- [Problem to work on]: Scan the material for the word "GCISC", and copy each line where it shows up.

- [Dataset excerpt]:
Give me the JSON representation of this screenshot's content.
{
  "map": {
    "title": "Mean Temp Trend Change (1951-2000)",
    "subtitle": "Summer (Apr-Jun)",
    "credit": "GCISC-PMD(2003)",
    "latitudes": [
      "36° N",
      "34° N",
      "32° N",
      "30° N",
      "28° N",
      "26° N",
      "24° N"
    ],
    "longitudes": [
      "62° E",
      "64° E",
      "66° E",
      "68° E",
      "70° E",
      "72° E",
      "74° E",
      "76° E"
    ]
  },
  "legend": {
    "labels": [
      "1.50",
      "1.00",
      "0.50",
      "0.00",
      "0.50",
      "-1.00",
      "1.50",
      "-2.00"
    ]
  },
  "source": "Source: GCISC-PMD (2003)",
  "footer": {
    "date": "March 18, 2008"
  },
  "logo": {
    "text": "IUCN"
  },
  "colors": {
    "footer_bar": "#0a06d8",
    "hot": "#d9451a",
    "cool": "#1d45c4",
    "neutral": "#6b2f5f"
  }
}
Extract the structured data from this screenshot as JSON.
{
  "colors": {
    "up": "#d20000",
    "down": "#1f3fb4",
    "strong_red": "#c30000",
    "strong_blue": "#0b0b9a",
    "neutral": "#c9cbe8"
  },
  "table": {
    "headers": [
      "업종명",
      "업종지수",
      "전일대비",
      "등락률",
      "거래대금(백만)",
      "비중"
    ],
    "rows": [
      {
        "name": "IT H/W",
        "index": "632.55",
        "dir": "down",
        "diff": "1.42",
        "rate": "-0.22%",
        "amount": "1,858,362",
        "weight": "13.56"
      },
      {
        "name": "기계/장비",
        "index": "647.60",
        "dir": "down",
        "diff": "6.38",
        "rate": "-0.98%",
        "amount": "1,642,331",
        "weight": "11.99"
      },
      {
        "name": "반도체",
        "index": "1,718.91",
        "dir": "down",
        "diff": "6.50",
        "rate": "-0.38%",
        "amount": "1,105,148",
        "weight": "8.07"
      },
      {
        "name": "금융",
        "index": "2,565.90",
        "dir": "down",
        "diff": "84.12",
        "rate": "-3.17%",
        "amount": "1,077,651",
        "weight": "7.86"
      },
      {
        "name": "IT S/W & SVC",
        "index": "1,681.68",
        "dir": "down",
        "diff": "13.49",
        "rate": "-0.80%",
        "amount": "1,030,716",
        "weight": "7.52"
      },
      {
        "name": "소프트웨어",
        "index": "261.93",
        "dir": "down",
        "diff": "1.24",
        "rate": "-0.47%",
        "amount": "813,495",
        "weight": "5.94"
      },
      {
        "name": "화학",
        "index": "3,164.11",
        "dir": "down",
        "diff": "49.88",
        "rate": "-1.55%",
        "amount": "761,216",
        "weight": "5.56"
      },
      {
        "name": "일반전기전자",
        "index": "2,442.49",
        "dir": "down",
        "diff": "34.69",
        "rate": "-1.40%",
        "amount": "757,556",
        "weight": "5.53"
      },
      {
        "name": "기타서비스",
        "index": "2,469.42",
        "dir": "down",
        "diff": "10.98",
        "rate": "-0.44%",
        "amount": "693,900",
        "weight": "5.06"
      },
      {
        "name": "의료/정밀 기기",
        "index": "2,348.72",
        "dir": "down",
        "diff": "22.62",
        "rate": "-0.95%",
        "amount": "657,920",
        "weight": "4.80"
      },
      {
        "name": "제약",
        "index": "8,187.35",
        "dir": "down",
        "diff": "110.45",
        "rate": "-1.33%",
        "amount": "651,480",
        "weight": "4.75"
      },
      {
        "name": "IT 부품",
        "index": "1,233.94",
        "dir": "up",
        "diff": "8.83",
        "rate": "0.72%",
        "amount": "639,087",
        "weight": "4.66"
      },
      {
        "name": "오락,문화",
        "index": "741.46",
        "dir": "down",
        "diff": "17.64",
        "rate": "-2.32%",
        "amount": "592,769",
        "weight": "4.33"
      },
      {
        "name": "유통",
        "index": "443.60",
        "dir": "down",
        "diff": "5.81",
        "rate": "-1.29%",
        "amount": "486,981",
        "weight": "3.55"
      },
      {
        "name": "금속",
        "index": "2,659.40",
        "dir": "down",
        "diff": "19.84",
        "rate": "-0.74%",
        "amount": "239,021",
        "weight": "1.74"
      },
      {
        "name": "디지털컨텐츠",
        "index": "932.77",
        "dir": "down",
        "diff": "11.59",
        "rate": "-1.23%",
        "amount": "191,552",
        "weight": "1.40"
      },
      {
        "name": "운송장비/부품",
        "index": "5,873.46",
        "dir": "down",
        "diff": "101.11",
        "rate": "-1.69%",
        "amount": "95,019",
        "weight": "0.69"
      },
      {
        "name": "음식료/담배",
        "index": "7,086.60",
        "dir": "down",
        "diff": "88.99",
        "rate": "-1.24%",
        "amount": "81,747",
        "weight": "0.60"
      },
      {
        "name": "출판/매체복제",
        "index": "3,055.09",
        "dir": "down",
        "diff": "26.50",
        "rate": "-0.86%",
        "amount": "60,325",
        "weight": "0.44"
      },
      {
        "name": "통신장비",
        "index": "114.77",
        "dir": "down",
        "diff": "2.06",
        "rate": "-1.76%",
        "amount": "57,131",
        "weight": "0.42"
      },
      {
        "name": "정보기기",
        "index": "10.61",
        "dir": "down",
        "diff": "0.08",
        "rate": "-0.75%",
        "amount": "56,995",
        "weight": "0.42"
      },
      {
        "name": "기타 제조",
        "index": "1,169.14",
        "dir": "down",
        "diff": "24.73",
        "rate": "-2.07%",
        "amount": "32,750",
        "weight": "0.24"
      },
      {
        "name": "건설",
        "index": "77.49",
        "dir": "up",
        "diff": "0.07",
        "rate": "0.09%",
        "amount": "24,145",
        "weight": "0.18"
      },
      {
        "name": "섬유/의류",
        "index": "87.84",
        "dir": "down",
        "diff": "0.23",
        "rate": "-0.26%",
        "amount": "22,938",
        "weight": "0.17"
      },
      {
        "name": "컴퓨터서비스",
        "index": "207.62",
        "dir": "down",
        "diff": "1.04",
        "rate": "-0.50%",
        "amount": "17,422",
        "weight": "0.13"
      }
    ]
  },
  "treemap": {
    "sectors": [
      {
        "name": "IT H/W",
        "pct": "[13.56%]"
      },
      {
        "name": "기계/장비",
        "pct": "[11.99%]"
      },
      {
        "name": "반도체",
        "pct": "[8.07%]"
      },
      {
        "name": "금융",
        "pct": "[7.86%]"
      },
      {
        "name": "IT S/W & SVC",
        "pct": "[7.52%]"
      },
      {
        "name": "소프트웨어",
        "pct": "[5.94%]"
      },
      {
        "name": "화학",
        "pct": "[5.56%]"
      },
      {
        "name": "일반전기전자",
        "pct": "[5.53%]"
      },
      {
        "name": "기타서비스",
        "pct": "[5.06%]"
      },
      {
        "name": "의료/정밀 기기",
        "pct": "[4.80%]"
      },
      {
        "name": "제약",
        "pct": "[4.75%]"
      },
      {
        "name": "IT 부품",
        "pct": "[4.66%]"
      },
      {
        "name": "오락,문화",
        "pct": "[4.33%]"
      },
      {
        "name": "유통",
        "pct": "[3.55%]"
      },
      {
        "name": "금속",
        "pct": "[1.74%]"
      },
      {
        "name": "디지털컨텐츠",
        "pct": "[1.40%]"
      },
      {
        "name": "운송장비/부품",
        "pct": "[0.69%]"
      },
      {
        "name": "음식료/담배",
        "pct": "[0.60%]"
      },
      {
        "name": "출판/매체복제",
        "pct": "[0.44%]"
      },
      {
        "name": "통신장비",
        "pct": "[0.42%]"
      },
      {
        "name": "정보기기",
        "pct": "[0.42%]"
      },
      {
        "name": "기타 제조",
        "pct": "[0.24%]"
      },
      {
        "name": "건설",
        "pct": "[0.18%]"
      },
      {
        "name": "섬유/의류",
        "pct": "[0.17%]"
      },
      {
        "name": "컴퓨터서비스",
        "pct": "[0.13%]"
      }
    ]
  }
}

- [Correct answer]:
    "credit": "GCISC-PMD(2003)",
  "source": "Source: GCISC-PMD (2003)",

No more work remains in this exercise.